Below are records. Count every line containing the word "values" and give the number alone.

***

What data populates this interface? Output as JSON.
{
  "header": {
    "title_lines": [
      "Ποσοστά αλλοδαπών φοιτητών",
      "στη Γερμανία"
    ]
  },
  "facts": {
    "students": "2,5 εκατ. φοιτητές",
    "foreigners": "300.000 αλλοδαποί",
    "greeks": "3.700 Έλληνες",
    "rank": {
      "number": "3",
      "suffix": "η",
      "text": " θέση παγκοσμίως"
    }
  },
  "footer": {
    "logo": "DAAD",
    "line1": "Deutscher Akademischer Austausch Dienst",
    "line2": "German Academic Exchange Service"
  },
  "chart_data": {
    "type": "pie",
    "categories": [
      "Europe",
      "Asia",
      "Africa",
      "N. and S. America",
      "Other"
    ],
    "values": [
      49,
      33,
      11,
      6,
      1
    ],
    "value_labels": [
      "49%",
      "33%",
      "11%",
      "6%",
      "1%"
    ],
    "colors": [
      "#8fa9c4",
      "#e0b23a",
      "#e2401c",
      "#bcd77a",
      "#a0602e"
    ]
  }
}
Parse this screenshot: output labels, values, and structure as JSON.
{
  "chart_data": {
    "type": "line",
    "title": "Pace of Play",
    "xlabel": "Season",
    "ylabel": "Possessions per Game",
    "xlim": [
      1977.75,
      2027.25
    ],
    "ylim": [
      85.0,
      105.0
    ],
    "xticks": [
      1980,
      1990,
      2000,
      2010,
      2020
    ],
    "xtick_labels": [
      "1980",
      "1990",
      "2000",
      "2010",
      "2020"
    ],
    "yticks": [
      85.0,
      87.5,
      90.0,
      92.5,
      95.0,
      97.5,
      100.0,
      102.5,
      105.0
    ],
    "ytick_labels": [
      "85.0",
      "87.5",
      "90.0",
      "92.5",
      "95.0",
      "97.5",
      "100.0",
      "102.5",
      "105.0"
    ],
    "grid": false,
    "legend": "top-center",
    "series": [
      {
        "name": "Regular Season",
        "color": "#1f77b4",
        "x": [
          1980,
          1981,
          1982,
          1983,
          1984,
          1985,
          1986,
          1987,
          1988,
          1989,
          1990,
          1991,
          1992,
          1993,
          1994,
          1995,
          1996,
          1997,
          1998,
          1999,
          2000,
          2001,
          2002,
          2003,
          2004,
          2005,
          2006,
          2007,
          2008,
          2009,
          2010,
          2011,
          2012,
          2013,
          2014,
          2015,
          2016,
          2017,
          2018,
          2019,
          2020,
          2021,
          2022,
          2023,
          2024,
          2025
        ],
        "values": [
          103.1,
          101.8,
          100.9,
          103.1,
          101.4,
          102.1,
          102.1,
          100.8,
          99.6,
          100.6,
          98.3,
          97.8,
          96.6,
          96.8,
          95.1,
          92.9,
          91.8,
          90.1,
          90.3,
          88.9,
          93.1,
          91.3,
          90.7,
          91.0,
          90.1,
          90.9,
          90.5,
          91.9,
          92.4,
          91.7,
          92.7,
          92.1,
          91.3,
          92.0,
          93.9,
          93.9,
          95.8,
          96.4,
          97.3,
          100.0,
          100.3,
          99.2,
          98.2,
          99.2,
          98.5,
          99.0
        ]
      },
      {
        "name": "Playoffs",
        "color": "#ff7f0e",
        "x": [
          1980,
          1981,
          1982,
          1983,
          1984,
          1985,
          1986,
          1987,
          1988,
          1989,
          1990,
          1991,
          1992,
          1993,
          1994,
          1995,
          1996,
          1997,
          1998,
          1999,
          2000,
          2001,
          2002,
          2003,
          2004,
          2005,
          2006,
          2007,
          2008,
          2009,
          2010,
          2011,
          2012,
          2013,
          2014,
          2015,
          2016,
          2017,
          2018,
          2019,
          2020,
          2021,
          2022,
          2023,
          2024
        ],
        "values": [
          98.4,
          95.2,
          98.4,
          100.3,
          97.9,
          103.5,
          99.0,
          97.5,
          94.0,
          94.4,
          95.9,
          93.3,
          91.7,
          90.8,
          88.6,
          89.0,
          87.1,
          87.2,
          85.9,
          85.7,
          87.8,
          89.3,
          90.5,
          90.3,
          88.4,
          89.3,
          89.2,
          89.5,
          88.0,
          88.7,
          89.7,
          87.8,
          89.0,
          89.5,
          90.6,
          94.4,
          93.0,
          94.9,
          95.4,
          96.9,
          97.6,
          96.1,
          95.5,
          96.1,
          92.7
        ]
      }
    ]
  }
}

***

Reply to the task: 4